■ **Task to carry out**:
Without the images, write out the whole listing exactly.
--- Start Data supplied ---
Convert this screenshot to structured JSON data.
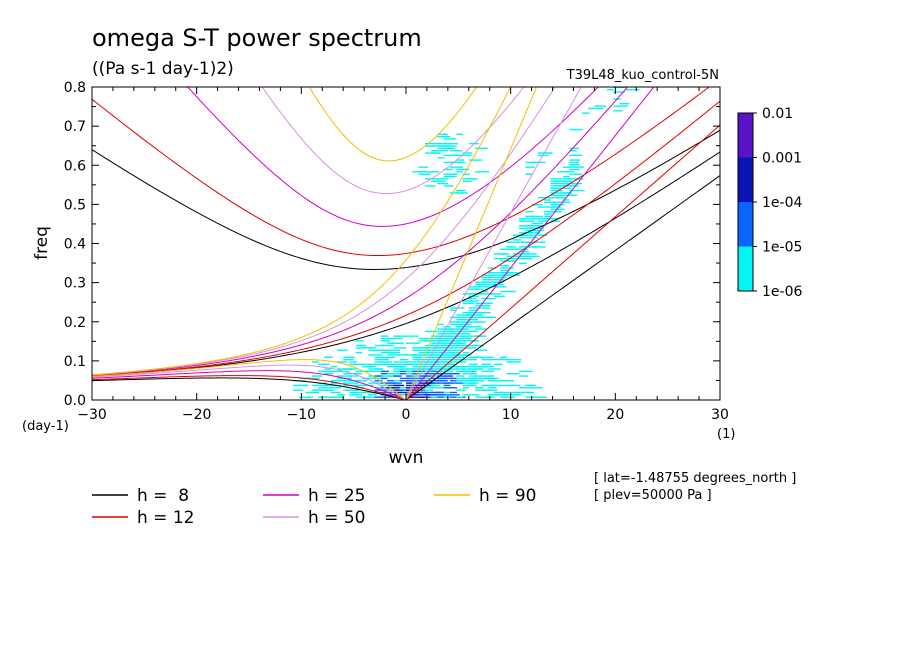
{
  "chart_data": {
    "type": "heatmap",
    "title": "omega S-T power spectrum",
    "subtitle": "((Pa s-1 day-1)2)",
    "run_label": "T39L48_kuo_control-5N",
    "xlabel": "wvn",
    "ylabel": "freq",
    "x_unit": "(1)",
    "y_unit": "(day-1)",
    "xlim": [
      -30,
      30
    ],
    "ylim": [
      0,
      0.8
    ],
    "x_ticks": [
      -30,
      -20,
      -10,
      0,
      10,
      20,
      30
    ],
    "y_ticks": [
      "0.0",
      "0.1",
      "0.2",
      "0.3",
      "0.4",
      "0.5",
      "0.6",
      "0.7",
      "0.8"
    ],
    "colorbar": {
      "labels": [
        "0.01",
        "0.001",
        "1e-04",
        "1e-05",
        "1e-06"
      ],
      "colors": [
        "#5a14c8",
        "#0a14b4",
        "#0a64ff",
        "#00f5f5"
      ]
    },
    "info_lines": [
      "[ lat=-1.48755 degrees_north ]",
      "[ plev=50000 Pa ]"
    ],
    "series": [
      {
        "name": "h =  8",
        "h": 8,
        "color": "#000000"
      },
      {
        "name": "h = 12",
        "h": 12,
        "color": "#e00000"
      },
      {
        "name": "h = 25",
        "h": 25,
        "color": "#d000c8"
      },
      {
        "name": "h = 50",
        "h": 50,
        "color": "#d890e0"
      },
      {
        "name": "h = 90",
        "h": 90,
        "color": "#f0c000"
      }
    ]
  }
}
--- End Data supplied ---
■ **Solution for this exercise**:
Convert this screenshot to structured JSON data.
{
  "chart_data": {
    "type": "heatmap",
    "title": "omega S-T power spectrum",
    "subtitle": "((Pa s-1 day-1)2)",
    "run_label": "T39L48_kuo_control-5N",
    "xlabel": "wvn",
    "ylabel": "freq",
    "x_unit": "(1)",
    "y_unit": "(day-1)",
    "xlim": [
      -30,
      30
    ],
    "ylim": [
      0,
      0.8
    ],
    "x_ticks": [
      -30,
      -20,
      -10,
      0,
      10,
      20,
      30
    ],
    "y_ticks": [
      "0.0",
      "0.1",
      "0.2",
      "0.3",
      "0.4",
      "0.5",
      "0.6",
      "0.7",
      "0.8"
    ],
    "colorbar": {
      "labels": [
        "0.01",
        "0.001",
        "1e-04",
        "1e-05",
        "1e-06"
      ],
      "colors": [
        "#5a14c8",
        "#0a14b4",
        "#0a64ff",
        "#00f5f5"
      ]
    },
    "info_lines": [
      "[ lat=-1.48755 degrees_north ]",
      "[ plev=50000 Pa ]"
    ],
    "series": [
      {
        "name": "h =  8",
        "h": 8,
        "color": "#000000"
      },
      {
        "name": "h = 12",
        "h": 12,
        "color": "#e00000"
      },
      {
        "name": "h = 25",
        "h": 25,
        "color": "#d000c8"
      },
      {
        "name": "h = 50",
        "h": 50,
        "color": "#d890e0"
      },
      {
        "name": "h = 90",
        "h": 90,
        "color": "#f0c000"
      }
    ]
  }
}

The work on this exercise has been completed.